Extracted data ▸
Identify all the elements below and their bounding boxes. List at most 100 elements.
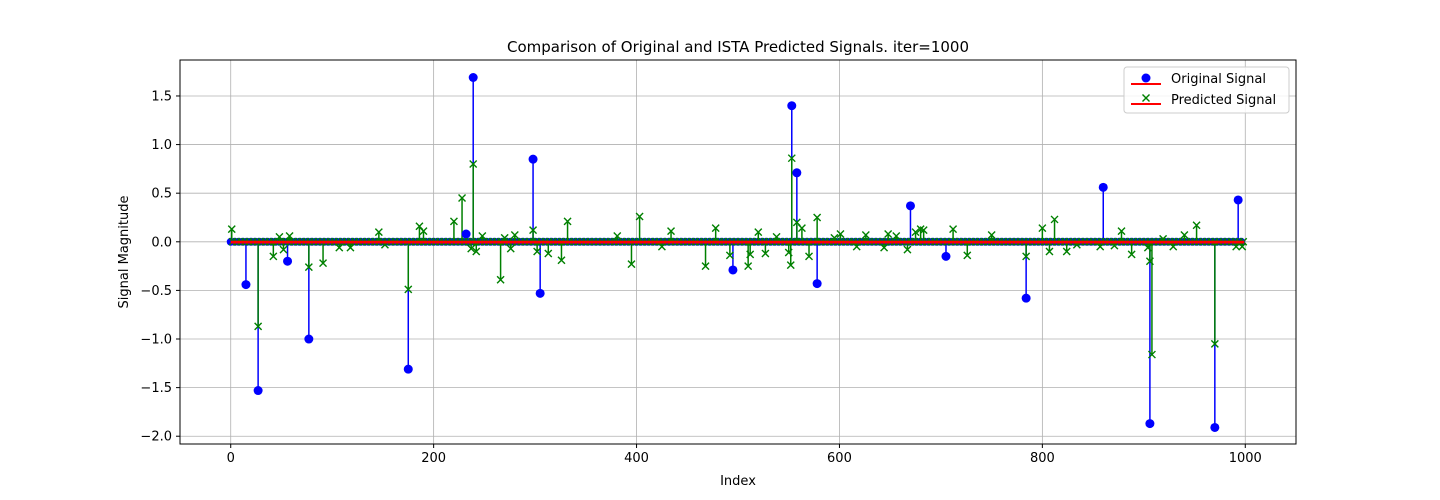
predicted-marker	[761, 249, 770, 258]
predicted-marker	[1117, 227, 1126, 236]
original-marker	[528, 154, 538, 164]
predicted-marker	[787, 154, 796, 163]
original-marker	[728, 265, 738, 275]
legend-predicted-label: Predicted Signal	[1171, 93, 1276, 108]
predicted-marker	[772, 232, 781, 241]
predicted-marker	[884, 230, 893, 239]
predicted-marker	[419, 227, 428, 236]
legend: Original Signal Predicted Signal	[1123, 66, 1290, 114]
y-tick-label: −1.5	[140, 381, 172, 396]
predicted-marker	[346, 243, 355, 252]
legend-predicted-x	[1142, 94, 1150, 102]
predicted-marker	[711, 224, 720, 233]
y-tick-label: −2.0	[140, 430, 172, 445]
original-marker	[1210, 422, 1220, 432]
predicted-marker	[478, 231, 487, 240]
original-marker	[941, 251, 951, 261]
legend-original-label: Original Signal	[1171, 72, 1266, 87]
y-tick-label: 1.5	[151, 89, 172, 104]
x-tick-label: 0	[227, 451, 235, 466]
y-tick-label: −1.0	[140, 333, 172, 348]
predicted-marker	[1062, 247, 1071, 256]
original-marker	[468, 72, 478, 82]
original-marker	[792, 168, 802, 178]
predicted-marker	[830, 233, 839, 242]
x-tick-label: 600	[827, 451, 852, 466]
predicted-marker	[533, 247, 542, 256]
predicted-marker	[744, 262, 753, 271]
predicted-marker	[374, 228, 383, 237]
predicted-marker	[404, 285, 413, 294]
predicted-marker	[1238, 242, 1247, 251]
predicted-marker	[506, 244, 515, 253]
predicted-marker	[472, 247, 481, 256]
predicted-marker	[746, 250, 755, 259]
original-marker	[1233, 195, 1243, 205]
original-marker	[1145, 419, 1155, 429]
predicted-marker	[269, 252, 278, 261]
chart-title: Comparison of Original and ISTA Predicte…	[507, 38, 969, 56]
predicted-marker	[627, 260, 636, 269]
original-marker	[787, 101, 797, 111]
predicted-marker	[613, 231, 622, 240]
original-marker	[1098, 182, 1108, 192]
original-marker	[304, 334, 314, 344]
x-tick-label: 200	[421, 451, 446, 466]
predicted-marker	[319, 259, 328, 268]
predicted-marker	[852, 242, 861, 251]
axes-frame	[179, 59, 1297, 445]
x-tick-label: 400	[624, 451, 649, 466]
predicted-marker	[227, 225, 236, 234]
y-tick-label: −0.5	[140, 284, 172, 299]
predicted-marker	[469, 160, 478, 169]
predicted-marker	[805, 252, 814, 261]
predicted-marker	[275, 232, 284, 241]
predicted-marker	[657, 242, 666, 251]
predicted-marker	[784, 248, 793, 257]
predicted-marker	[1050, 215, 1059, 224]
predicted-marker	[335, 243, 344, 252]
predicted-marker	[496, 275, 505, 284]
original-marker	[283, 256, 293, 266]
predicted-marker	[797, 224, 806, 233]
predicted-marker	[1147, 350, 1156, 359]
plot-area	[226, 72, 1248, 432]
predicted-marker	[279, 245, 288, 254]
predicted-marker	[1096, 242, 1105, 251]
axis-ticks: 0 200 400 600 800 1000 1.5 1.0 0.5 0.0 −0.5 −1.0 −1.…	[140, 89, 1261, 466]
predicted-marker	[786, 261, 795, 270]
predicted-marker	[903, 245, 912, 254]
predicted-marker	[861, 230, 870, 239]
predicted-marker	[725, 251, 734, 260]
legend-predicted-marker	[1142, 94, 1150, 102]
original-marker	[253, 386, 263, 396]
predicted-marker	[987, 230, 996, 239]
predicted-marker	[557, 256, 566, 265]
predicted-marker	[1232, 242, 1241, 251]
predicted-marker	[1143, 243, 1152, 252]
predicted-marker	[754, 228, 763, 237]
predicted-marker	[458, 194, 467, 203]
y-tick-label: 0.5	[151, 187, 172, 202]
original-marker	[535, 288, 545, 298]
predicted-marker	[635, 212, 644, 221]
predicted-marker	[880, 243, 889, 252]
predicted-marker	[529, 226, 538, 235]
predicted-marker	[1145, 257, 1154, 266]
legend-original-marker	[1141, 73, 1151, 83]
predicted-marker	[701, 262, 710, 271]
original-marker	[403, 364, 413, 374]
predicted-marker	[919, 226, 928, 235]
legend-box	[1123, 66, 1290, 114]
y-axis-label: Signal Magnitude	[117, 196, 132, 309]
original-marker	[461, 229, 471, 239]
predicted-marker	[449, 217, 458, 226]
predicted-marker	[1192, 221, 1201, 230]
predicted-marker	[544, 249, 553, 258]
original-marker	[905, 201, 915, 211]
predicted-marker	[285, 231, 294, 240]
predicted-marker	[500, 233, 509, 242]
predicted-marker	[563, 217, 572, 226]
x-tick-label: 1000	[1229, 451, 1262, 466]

...

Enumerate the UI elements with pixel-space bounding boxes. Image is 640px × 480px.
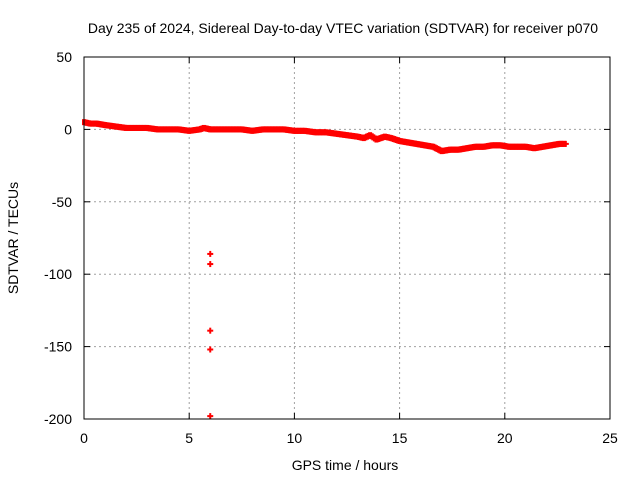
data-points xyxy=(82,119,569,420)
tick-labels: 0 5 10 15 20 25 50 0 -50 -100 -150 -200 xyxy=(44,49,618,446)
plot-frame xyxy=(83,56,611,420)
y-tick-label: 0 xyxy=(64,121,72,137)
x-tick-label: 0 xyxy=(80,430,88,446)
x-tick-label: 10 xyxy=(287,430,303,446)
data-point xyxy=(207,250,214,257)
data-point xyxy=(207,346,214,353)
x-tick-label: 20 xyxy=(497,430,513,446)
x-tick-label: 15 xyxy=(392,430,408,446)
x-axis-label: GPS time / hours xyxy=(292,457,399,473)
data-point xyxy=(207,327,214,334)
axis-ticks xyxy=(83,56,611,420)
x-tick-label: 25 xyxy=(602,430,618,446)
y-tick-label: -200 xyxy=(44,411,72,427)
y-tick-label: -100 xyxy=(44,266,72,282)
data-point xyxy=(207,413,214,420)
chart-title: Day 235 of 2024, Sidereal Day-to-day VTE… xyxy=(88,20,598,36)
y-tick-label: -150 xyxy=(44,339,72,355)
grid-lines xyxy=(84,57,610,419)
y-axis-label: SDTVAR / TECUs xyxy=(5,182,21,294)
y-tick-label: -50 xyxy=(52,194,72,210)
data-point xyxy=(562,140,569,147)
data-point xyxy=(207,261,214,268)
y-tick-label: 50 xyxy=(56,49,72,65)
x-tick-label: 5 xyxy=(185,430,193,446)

...

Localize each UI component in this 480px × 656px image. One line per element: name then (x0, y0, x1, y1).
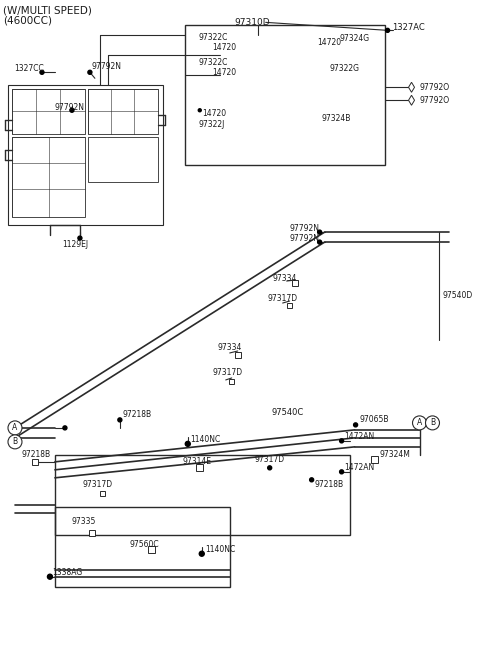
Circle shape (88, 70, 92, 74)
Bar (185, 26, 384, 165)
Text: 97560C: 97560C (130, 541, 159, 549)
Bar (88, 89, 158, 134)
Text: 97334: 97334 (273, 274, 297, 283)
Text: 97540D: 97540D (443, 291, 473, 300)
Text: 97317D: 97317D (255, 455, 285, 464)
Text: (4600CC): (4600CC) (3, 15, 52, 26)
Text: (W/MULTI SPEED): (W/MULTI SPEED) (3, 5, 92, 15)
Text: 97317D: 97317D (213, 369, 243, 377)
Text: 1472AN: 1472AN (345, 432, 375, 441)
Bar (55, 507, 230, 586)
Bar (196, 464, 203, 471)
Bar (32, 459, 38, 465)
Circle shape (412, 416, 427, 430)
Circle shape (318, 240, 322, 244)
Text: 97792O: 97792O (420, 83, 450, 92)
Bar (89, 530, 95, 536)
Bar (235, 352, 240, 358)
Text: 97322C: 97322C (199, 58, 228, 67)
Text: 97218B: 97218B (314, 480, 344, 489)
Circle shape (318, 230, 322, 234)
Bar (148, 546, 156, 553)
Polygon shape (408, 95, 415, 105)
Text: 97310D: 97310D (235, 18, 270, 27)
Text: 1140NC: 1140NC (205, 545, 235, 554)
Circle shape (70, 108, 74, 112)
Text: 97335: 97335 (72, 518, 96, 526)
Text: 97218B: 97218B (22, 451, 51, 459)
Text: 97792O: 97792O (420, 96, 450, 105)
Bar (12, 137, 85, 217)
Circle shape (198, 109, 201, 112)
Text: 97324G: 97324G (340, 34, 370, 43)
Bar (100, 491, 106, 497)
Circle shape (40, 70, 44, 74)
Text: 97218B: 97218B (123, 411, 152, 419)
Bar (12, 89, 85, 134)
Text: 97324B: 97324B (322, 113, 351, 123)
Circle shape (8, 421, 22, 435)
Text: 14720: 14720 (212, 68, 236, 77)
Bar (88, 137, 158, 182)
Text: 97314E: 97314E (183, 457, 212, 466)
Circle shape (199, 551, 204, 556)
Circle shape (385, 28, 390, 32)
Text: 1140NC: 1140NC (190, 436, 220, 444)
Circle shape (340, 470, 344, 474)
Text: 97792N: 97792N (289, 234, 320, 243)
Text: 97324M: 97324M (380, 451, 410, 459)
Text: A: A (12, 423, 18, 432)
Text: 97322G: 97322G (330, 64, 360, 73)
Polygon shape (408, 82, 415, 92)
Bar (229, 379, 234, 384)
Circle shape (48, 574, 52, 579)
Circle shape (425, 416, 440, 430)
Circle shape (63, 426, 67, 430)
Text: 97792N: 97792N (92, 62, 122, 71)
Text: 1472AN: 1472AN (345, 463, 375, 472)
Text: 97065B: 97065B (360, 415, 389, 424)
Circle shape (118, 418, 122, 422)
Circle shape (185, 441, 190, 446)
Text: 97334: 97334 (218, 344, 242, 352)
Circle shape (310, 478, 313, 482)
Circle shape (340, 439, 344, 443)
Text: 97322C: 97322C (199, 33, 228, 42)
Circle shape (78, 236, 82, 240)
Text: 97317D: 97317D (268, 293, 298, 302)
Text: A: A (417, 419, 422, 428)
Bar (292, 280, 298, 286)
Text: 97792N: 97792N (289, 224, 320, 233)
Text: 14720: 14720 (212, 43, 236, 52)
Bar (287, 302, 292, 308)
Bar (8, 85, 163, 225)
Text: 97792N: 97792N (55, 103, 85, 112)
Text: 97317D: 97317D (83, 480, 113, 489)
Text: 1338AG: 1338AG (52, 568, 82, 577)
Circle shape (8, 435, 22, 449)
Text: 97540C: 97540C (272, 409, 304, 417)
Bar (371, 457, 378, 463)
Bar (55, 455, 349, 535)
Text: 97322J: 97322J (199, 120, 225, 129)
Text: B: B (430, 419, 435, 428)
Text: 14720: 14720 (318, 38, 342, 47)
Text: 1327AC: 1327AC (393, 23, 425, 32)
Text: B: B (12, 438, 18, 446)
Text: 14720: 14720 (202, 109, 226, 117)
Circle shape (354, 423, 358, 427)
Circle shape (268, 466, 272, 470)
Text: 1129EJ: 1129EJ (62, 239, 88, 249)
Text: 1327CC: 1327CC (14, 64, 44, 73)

Requirement ▸
Edit the listing from the line containing "data-points xyxy=(82,119,569,420)" through the line containing "data-point xyxy=(207,250,214,257)" by swapping "plot-frame" for "plot-area", keeping everything else the same. Return only those lines.

Task output ▸
data-points xyxy=(82,119,569,420)
tick-labels: 0 5 10 15 20 25 50 0 -50 -100 -150 -200 xyxy=(44,49,618,446)
plot-area xyxy=(83,56,611,420)
y-tick-label: 0 xyxy=(64,121,72,137)
x-tick-label: 0 xyxy=(80,430,88,446)
x-tick-label: 10 xyxy=(287,430,303,446)
data-point xyxy=(207,250,214,257)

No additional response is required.